Return the exact lines spanning from the line with "Transcribe the text in this document." through the last line of the entries, boundaries included, and no others.

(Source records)
= = = = = = =

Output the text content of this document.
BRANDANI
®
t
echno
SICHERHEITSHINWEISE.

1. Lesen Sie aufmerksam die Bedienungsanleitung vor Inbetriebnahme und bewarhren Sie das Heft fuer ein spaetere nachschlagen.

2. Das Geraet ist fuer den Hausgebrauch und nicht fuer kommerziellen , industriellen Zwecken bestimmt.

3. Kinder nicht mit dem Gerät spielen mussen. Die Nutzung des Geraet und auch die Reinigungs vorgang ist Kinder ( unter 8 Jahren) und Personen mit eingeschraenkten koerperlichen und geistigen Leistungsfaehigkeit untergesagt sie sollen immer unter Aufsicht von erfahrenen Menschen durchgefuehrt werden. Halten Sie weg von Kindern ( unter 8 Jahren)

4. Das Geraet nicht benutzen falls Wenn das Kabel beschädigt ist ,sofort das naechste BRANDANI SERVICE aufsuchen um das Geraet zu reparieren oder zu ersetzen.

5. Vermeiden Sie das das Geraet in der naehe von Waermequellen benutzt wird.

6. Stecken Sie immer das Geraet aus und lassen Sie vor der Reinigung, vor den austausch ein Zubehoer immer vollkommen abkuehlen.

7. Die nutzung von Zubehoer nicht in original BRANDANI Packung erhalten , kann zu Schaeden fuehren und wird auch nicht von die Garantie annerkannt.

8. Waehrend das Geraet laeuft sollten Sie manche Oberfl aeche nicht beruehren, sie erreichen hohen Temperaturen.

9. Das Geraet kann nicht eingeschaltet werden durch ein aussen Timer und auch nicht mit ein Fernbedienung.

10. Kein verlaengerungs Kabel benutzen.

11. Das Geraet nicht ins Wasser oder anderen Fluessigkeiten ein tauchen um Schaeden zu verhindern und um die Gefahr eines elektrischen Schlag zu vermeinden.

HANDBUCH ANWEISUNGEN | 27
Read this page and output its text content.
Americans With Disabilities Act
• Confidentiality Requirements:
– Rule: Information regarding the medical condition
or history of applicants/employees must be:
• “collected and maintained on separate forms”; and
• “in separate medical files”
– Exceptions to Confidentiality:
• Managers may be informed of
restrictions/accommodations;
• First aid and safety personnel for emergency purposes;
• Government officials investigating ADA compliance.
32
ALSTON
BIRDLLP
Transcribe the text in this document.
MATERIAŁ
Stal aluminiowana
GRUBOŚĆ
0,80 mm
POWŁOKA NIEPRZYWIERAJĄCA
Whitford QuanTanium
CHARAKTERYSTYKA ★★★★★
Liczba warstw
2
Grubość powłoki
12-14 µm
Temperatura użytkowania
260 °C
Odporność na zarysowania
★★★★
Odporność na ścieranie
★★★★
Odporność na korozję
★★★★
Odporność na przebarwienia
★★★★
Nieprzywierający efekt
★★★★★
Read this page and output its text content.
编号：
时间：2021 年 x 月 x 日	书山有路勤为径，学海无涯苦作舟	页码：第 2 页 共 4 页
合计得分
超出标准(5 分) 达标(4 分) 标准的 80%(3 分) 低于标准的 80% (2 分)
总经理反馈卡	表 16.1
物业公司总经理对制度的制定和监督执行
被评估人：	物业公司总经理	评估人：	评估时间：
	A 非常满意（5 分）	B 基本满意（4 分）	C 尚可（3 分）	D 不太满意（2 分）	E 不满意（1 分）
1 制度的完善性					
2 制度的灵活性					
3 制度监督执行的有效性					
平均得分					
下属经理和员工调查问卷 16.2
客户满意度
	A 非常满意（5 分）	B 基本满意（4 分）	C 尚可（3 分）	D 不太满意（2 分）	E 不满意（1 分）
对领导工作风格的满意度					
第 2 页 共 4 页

= = = = = = =

* **SOLUTION TO THIS TASK**
Transcribe the text in this document.
MATERIAŁ
Stal aluminiowana
GRUBOŚĆ
0,80 mm
POWŁOKA NIEPRZYWIERAJĄCA
Whitford QuanTanium
CHARAKTERYSTYKA ★★★★★
Liczba warstw
2
Grubość powłoki
12-14 µm
Temperatura użytkowania
260 °C
Odporność na zarysowania
★★★★
Odporność na ścieranie
★★★★
Odporność na korozję
★★★★
Odporność na przebarwienia
★★★★
Nieprzywierający efekt
★★★★★
Read this page and output its text content.
编号：
时间：2021 年 x 月 x 日	书山有路勤为径，学海无涯苦作舟	页码：第 2 页 共 4 页
合计得分
超出标准(5 分) 达标(4 分) 标准的 80%(3 分) 低于标准的 80% (2 分)
总经理反馈卡	表 16.1
物业公司总经理对制度的制定和监督执行
被评估人：	物业公司总经理	评估人：	评估时间：
	A 非常满意（5 分）	B 基本满意（4 分）	C 尚可（3 分）	D 不太满意（2 分）	E 不满意（1 分）
1 制度的完善性					
2 制度的灵活性					
3 制度监督执行的有效性					
平均得分					
下属经理和员工调查问卷 16.2
客户满意度
	A 非常满意（5 分）	B 基本满意（4 分）	C 尚可（3 分）	D 不太满意（2 分）	E 不满意（1 分）
对领导工作风格的满意度					
第 2 页 共 4 页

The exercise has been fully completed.